RECORD EXCERPTS ▸
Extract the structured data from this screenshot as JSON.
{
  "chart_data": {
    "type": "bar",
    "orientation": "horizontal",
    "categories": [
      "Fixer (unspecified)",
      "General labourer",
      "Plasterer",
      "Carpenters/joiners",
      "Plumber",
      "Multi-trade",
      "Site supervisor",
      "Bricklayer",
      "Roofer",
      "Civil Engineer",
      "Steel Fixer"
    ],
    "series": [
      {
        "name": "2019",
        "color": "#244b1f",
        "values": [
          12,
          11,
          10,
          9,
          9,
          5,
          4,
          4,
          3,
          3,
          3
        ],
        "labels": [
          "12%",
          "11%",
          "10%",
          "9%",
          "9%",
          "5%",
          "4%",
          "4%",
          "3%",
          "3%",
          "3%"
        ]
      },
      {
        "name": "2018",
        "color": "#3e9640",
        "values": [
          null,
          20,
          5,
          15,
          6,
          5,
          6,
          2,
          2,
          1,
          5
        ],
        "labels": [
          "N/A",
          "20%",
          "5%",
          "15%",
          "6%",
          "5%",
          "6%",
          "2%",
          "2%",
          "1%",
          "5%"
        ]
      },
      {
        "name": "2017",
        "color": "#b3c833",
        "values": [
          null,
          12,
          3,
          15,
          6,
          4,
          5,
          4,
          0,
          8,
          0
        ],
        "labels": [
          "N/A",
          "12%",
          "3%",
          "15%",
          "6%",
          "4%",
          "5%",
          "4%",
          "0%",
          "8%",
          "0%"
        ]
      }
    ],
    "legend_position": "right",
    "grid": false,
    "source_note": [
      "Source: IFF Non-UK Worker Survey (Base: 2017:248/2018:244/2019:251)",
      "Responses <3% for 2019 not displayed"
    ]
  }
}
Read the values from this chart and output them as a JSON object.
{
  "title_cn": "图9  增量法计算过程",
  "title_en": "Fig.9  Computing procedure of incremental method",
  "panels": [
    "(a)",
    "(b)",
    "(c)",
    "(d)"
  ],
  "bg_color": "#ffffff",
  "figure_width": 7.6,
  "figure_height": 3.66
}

STATED EXERCISE ▸ Retype the records that precede this task, keeping them exactly the same.

COMPLETED TASK ▸
Extract the structured data from this screenshot as JSON.
{
  "chart_data": {
    "type": "bar",
    "orientation": "horizontal",
    "categories": [
      "Fixer (unspecified)",
      "General labourer",
      "Plasterer",
      "Carpenters/joiners",
      "Plumber",
      "Multi-trade",
      "Site supervisor",
      "Bricklayer",
      "Roofer",
      "Civil Engineer",
      "Steel Fixer"
    ],
    "series": [
      {
        "name": "2019",
        "color": "#244b1f",
        "values": [
          12,
          11,
          10,
          9,
          9,
          5,
          4,
          4,
          3,
          3,
          3
        ],
        "labels": [
          "12%",
          "11%",
          "10%",
          "9%",
          "9%",
          "5%",
          "4%",
          "4%",
          "3%",
          "3%",
          "3%"
        ]
      },
      {
        "name": "2018",
        "color": "#3e9640",
        "values": [
          null,
          20,
          5,
          15,
          6,
          5,
          6,
          2,
          2,
          1,
          5
        ],
        "labels": [
          "N/A",
          "20%",
          "5%",
          "15%",
          "6%",
          "5%",
          "6%",
          "2%",
          "2%",
          "1%",
          "5%"
        ]
      },
      {
        "name": "2017",
        "color": "#b3c833",
        "values": [
          null,
          12,
          3,
          15,
          6,
          4,
          5,
          4,
          0,
          8,
          0
        ],
        "labels": [
          "N/A",
          "12%",
          "3%",
          "15%",
          "6%",
          "4%",
          "5%",
          "4%",
          "0%",
          "8%",
          "0%"
        ]
      }
    ],
    "legend_position": "right",
    "grid": false,
    "source_note": [
      "Source: IFF Non-UK Worker Survey (Base: 2017:248/2018:244/2019:251)",
      "Responses <3% for 2019 not displayed"
    ]
  }
}
Read the values from this chart and output them as a JSON object.
{
  "title_cn": "图9  增量法计算过程",
  "title_en": "Fig.9  Computing procedure of incremental method",
  "panels": [
    "(a)",
    "(b)",
    "(c)",
    "(d)"
  ],
  "bg_color": "#ffffff",
  "figure_width": 7.6,
  "figure_height": 3.66
}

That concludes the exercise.